§ Written problem:
Where does the string "inner" appear in the records? Copy every line that contains it.

(Source data)

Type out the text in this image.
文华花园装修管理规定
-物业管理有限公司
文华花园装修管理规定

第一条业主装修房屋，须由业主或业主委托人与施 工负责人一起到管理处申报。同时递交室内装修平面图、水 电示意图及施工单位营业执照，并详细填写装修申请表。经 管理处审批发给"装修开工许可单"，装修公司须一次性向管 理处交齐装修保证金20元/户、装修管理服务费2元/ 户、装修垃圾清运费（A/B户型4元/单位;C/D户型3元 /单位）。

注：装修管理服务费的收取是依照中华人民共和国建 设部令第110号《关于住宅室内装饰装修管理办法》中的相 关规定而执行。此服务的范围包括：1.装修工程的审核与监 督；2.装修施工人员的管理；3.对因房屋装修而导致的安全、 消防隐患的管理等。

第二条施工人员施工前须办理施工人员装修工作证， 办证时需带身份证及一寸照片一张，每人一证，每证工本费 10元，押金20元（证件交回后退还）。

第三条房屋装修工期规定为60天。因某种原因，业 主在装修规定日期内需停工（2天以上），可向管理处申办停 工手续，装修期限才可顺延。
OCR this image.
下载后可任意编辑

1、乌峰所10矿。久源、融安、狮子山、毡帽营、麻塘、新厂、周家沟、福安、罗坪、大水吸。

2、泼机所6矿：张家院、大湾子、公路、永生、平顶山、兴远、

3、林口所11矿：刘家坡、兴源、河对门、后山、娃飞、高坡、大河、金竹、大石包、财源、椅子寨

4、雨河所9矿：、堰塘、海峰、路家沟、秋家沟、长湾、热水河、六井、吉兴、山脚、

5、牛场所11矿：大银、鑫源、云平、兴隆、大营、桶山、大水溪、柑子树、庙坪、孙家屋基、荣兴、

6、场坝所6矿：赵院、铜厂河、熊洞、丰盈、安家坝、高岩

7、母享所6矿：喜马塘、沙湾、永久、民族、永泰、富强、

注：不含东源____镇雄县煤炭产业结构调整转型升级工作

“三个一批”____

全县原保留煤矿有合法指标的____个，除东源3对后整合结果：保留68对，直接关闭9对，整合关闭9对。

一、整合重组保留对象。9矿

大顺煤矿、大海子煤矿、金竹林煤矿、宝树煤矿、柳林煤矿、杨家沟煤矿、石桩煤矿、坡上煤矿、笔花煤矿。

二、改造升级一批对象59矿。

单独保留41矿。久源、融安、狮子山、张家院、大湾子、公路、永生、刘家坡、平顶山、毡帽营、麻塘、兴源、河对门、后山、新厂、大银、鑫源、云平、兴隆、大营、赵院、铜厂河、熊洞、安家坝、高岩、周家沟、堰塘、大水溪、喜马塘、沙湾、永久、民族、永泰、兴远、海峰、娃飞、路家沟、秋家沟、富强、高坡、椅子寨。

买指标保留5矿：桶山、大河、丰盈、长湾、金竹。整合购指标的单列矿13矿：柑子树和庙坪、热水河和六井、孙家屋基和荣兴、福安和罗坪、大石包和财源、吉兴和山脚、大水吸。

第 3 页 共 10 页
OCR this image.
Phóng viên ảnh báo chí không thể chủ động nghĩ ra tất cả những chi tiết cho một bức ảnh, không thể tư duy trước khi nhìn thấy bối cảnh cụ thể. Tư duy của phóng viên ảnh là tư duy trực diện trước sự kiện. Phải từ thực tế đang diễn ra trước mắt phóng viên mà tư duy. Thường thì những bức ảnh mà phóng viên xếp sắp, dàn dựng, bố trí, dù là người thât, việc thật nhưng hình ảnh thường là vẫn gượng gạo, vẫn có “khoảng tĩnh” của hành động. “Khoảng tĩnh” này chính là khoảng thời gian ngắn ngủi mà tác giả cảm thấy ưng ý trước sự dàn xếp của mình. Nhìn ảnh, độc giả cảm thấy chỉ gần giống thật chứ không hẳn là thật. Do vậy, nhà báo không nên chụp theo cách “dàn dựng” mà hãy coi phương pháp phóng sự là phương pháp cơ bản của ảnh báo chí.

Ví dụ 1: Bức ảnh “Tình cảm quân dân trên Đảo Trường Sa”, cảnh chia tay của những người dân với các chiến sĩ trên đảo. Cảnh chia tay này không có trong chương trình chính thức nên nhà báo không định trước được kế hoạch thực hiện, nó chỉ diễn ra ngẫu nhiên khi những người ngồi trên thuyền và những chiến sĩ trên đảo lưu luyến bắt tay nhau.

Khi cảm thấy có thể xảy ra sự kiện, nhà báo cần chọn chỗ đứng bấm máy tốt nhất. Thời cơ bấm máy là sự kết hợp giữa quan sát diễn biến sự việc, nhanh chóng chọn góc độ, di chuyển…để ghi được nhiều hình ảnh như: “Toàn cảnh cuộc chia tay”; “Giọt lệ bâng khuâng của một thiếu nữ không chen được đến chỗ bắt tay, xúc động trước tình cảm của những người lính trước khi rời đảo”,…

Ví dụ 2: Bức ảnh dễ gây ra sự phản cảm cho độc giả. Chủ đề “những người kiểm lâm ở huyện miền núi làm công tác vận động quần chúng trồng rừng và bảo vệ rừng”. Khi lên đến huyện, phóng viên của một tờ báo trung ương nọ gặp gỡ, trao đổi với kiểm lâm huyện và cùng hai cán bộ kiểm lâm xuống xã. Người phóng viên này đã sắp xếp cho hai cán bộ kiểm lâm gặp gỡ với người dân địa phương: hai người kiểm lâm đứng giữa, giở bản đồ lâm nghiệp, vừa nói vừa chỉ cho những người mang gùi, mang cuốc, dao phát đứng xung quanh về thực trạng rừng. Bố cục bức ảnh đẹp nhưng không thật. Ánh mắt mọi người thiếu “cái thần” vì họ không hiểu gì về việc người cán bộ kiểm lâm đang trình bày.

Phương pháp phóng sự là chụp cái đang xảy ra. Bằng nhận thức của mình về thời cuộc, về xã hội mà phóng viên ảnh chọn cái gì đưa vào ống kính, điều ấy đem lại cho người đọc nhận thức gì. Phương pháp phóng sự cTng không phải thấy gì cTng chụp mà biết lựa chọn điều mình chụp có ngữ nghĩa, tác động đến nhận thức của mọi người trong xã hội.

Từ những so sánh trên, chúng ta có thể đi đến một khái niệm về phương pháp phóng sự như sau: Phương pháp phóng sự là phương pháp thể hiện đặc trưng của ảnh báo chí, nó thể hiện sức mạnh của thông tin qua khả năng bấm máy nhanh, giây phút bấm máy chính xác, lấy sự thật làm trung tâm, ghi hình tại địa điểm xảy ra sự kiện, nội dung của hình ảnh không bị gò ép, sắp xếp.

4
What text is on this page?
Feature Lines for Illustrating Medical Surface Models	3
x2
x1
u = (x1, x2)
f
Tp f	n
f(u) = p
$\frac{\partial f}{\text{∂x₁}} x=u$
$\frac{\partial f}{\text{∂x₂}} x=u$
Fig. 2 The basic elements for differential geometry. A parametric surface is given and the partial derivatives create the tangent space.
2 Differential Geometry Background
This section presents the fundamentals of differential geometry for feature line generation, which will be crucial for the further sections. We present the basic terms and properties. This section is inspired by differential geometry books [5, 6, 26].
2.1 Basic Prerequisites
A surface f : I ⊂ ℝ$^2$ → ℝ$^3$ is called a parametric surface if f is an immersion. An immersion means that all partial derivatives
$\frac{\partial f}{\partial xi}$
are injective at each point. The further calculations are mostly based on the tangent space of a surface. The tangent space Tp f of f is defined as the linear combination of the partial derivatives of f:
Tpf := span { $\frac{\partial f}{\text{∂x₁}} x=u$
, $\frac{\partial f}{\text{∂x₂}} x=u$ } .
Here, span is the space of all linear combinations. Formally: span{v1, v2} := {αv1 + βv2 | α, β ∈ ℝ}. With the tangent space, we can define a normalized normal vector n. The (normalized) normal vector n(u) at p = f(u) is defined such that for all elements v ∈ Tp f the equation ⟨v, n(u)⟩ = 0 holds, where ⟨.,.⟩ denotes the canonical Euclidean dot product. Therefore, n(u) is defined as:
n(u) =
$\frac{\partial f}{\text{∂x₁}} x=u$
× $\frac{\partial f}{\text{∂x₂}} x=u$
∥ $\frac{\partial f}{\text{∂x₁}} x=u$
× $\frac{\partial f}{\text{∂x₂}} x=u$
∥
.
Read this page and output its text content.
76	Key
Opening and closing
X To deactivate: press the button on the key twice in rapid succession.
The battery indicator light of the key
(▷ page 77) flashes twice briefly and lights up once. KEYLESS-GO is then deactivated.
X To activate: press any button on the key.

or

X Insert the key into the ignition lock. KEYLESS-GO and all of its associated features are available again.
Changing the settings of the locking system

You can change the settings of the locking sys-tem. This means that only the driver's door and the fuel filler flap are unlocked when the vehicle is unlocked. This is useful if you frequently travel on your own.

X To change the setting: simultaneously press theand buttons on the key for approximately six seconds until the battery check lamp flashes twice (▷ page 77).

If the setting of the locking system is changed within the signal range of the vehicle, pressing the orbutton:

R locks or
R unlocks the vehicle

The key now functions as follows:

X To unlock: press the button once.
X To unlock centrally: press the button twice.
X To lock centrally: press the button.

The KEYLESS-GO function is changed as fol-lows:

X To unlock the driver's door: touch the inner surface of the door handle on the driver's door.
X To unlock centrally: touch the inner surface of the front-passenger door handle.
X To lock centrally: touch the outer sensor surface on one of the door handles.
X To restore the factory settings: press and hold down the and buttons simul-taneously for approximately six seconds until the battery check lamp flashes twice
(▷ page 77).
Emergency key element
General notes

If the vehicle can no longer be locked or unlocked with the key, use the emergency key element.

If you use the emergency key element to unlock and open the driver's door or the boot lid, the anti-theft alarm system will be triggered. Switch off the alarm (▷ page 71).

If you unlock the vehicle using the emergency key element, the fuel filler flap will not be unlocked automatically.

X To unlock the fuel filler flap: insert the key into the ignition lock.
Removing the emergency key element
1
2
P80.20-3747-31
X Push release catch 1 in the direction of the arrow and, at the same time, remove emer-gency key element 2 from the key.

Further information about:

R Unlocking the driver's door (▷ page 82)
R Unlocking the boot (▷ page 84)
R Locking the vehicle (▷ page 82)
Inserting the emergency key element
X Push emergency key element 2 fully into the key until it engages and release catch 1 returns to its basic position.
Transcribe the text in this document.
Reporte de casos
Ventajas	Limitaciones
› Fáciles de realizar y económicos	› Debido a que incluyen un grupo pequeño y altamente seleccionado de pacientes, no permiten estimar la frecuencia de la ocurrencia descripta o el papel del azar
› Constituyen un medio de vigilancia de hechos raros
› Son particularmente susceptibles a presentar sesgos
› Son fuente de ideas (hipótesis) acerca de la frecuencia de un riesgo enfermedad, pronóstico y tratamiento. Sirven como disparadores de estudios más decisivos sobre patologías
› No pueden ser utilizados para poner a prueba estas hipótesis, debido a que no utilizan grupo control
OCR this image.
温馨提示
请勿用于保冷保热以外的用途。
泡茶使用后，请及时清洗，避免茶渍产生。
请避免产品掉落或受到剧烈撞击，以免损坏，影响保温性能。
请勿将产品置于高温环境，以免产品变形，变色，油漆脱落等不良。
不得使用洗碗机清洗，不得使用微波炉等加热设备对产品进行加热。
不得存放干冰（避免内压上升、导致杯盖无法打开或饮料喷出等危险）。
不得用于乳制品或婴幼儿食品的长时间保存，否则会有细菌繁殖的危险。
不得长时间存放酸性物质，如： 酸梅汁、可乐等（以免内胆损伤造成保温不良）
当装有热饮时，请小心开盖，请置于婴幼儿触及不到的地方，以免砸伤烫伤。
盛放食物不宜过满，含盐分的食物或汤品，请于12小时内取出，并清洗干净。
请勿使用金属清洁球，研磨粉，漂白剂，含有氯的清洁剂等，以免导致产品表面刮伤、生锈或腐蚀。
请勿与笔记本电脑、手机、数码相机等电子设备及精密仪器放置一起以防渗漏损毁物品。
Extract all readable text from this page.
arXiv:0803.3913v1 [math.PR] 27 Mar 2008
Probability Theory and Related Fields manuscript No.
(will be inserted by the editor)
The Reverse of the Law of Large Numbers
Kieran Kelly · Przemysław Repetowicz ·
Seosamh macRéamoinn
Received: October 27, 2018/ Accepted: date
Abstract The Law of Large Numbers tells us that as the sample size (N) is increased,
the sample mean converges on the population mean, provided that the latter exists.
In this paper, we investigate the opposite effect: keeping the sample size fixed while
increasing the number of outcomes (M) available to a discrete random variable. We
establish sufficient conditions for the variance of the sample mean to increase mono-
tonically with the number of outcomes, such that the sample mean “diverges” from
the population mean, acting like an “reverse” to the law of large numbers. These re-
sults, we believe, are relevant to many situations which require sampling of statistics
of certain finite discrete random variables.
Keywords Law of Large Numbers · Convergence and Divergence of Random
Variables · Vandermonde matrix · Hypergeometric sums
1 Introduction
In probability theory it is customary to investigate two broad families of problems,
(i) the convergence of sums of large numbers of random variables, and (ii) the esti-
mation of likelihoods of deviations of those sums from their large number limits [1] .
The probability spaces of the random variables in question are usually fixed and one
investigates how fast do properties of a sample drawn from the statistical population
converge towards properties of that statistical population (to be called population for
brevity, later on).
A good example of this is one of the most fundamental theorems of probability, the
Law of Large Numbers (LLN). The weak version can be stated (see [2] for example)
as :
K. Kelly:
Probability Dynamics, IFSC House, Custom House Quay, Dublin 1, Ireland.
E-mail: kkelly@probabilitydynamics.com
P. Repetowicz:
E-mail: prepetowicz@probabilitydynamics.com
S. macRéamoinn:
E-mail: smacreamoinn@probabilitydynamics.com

§ Final result:
X To unlock the driver's door: touch the inner surface of the door handle on the driver's door.
X To unlock centrally: touch the inner surface of the front-passenger door handle.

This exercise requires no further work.